=== Given request A ===
Answer these questions from the comment thread about Ming, one answer per line, marked to match.
(i) What percentage is given as the base Ming came from?
(ii) What term does one comment say Lenin would have used for the Ming-bashers?
(iii) Which scientist is named as a favorite example of someone regarded as an idiot by his own generation?
=== Given request B ===
Retype the stretch of the comment thread about Ming from "Thats exactly what" through "leader it deserves!!".

VERY easy, in fact, when your arguments are as poor as your spelling.
I am still waiting for a Ming-basher to answer the question I continue to pose: supposing Ming is ditched and replaced by Clegg, Huhne or A Another, and the party’s opinion-poll ratings fail to improve – what do we do then?
The Ming-bashers are exactly where Cameron, Brown and their media allies want them. They are playing our enemies’ game. Lenin would have called them “useful idiots”.
My plea to the Ming-bashers is as follows: chuck it and chuck it NOW.
I’m trying to remember if it was us or the Tories about whom John Major once said that in a crisis, the troops valiantly form a circle, turn inward and shoot.
Angus thanks for the tip on spelling, I suggest you worry about bigger things such as the laughing stock our party has become.
Yet again cheap pot shots at me and others who are fed up with Ming. Yet again the old line of “but when Paddy or Charlie had these ratings” would a load of crap!
Thing is Angus et al Ming came from a base of 24% Ashdow & Kennedy did not!
As I always say looking back and saying “oh look it could be worse” is not exactly going to get people motivated.
I do agree that both Brown & Cameron had got us where they want, stuck with Ming.
Thats exactly what they want and we keep rooling over and giving them exactly what they ask for. Just read the Tory blogs they love Ming to a man, why the hell do you think that is?!
Angus I am not sure how old you are but I am in my 30’s with a full time job and kids and to put my spare time aside for such a man & people as yourself is madness.
Complain about my spelling all you want mate, but your the joke and so is every other person who really think Ming will lead us to anywhere except being the but of yet more jokes.
Enjoy Ming, they always say a party gets the leader it deserves!!
I do wish the Ming’s apologists would debate without abuse. Three additions today to the LDV dictionary of abuse:
1. “Useful idiots”
I suppose as a scientist my favourite example would be Charles Darwin, regarded by the people
of his generation as an idiot because of their limited understanding of his hypothesis. (And many Americans still don’t get it ! )
2. “Do something useful for the party”
I smile at this when I think of the years of focus-miles, tedious council meetings, paying up for appeals and conferences; it feels like having given up a life for the party.
3. “Playing our enemies’ game”
Surely “political rivals”.
I do actually have some pleasant friends amongst the other parties; it’s just that I have a different philosophy. Very simplistic to talk of enemies.
Elizabeth
Elizabeth you said it better than I. Especially point 2 when you find out many on here talk a good game but often do not play it.
Its sad that because we have a opinion we are called names, would you do the same to someone when canvassing? I think/hope not, but you do to fellow member…nice.
Neither “Big Mak” nor Elizabeth Patterson has answered my question. What do we do if we ditch Ming and the new leader fails to improve opinion-poll ratings? Now, I wonder why that should be? Might it be because they are simply mouthing off without actually having subjected the situation to a serious, in-depth analysis?

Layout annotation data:

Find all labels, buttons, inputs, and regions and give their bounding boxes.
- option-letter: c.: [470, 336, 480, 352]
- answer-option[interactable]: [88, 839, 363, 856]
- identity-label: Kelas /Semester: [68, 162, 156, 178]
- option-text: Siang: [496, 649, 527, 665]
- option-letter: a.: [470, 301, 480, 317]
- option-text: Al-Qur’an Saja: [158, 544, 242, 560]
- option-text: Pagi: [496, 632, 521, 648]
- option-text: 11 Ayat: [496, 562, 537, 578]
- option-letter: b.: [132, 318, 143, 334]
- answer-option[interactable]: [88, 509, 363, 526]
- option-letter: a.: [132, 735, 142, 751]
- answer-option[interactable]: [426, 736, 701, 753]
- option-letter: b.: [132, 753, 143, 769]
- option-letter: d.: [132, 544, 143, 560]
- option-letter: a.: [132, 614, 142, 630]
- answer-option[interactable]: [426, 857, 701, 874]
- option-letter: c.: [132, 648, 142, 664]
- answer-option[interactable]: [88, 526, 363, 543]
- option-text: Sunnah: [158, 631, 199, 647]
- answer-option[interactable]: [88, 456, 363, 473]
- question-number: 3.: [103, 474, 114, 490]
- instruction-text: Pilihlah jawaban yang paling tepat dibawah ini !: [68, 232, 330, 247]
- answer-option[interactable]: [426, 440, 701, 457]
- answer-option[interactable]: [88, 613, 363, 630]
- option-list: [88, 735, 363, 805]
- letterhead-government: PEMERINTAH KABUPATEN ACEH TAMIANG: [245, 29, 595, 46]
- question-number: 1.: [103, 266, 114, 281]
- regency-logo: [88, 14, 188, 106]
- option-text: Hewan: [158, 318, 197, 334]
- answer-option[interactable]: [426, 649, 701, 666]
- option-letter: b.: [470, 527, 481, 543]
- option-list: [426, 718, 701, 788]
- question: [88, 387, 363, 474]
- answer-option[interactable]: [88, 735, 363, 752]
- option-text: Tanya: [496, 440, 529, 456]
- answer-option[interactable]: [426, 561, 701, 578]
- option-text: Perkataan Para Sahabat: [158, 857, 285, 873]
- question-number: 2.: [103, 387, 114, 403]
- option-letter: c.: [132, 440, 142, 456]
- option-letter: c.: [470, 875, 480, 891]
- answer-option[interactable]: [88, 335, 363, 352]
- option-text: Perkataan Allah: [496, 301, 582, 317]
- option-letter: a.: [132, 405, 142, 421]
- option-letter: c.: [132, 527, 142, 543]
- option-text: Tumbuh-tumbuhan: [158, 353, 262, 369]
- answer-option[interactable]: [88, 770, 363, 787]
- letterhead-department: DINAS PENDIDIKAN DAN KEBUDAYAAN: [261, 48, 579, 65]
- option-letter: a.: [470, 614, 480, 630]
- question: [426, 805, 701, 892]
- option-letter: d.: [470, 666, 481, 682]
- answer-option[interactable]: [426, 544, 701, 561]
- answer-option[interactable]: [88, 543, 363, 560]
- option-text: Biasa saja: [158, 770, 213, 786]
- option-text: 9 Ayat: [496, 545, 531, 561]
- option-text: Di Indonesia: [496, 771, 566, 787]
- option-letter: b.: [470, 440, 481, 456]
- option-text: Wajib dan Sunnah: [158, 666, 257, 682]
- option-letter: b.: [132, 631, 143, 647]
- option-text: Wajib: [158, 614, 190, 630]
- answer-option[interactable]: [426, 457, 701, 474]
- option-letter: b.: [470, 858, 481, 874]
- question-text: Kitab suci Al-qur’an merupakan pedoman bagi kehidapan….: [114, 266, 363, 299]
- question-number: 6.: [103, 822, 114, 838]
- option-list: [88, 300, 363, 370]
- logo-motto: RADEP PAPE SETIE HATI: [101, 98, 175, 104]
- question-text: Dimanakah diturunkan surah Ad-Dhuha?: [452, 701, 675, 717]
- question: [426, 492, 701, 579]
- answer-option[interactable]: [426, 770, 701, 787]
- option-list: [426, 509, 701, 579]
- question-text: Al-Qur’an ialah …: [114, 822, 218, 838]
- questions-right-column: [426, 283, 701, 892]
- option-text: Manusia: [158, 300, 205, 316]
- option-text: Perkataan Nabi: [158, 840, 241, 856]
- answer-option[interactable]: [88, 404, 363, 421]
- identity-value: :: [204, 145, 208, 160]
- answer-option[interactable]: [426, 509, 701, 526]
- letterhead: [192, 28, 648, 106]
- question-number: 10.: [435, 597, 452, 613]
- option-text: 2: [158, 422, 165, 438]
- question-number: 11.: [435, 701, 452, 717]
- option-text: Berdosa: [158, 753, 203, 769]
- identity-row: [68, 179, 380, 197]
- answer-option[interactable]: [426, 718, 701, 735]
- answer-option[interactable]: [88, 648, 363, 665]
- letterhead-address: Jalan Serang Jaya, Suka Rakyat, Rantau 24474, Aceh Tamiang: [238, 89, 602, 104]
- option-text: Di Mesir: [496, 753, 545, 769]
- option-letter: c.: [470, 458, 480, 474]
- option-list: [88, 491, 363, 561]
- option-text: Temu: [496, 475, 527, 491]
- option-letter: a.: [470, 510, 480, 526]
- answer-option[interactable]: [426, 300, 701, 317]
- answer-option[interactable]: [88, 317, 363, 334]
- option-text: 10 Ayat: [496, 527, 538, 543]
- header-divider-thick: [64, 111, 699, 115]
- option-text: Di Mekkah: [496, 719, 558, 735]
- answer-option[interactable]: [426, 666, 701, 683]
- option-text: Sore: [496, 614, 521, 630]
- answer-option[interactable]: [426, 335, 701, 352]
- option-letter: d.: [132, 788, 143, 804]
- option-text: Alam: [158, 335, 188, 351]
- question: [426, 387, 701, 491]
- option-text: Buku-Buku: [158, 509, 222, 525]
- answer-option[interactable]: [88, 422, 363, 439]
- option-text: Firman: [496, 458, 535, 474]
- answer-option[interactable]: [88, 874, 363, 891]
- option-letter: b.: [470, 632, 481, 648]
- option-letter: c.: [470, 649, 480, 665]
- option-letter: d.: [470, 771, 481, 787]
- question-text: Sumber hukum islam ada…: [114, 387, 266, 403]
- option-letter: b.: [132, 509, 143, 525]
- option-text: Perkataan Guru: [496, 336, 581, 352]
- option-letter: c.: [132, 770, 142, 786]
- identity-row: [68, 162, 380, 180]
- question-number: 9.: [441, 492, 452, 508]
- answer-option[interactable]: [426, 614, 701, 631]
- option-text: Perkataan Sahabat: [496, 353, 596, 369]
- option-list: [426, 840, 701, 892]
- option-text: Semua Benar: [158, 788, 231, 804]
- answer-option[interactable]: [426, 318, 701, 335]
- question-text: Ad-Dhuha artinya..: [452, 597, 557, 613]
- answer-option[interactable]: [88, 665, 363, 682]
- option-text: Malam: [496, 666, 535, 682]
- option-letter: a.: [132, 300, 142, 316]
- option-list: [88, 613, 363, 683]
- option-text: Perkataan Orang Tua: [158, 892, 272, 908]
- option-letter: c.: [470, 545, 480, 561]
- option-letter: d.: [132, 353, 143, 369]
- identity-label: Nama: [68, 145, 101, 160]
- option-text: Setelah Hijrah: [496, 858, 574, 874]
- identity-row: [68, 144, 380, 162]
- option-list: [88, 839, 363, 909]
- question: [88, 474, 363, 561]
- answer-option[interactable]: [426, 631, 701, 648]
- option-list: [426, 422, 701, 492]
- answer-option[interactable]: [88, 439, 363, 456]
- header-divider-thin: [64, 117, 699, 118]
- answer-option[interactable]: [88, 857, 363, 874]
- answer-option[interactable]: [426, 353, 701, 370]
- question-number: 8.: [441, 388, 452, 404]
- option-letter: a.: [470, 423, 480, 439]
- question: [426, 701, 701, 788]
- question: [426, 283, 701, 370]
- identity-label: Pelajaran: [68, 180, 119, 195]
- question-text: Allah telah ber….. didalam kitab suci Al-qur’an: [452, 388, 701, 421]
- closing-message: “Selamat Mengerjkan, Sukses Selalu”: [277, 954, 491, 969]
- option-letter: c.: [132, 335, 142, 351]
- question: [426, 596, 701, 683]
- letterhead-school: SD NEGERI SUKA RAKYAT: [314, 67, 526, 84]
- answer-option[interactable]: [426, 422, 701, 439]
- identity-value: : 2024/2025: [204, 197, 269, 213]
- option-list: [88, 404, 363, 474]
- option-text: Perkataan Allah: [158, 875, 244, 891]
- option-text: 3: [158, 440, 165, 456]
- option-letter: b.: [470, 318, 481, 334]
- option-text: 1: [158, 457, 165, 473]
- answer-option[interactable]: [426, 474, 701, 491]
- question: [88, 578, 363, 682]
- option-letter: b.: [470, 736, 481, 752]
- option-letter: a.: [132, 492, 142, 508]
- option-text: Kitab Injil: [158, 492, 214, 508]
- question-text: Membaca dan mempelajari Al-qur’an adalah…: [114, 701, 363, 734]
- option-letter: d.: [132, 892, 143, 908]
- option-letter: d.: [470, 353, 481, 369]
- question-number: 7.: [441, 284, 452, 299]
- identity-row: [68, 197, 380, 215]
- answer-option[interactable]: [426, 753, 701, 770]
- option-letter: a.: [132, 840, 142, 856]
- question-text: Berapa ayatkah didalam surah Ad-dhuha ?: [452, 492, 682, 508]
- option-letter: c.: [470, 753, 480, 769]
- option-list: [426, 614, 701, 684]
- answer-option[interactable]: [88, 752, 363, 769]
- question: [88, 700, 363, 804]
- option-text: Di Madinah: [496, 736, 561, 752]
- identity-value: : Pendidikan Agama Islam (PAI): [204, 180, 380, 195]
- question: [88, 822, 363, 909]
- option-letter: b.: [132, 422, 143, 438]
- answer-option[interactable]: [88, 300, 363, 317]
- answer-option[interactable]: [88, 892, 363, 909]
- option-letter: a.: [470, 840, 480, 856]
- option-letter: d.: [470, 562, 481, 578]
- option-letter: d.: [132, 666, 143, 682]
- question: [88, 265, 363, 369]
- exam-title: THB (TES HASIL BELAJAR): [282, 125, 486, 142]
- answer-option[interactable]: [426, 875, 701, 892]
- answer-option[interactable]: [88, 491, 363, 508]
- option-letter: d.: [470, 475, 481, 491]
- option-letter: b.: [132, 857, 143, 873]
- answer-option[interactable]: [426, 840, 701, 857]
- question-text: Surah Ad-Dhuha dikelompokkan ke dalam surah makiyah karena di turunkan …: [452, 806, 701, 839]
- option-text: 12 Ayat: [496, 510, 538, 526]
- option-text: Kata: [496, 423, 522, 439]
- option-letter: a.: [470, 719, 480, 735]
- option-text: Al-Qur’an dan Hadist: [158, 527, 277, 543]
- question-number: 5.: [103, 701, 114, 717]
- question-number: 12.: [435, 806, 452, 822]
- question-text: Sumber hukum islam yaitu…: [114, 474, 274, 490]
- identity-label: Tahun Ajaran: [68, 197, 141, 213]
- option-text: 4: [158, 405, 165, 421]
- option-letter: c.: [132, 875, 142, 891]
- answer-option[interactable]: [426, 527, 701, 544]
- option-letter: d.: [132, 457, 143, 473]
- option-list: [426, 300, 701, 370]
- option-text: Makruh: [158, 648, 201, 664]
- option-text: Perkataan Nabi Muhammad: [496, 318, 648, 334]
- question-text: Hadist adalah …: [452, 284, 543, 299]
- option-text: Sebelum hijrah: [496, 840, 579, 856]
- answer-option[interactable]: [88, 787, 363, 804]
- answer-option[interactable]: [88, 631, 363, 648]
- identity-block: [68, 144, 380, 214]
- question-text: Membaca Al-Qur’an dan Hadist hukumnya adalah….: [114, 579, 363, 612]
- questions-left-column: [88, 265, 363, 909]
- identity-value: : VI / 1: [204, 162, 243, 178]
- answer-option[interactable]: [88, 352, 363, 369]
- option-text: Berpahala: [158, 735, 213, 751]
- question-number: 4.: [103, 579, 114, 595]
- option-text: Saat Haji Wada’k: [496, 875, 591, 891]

=== Worked answer A ===
(i) 24%
(ii) "Useful idiots"
(iii) Charles Darwin

=== Worked answer B ===
Thats exactly what they want and we keep rooling over and giving them exactly what they ask for. Just read the Tory blogs they love Ming to a man, why the hell do you think that is?!
Angus I am not sure how old you are but I am in my 30’s with a full time job and kids and to put my spare time aside for such a man & people as yourself is madness.
Complain about my spelling all you want mate, but your the joke and so is every other person who really think Ming will lead us to anywhere except being the but of yet more jokes.
Enjoy Ming, they always say a party gets the leader it deserves!!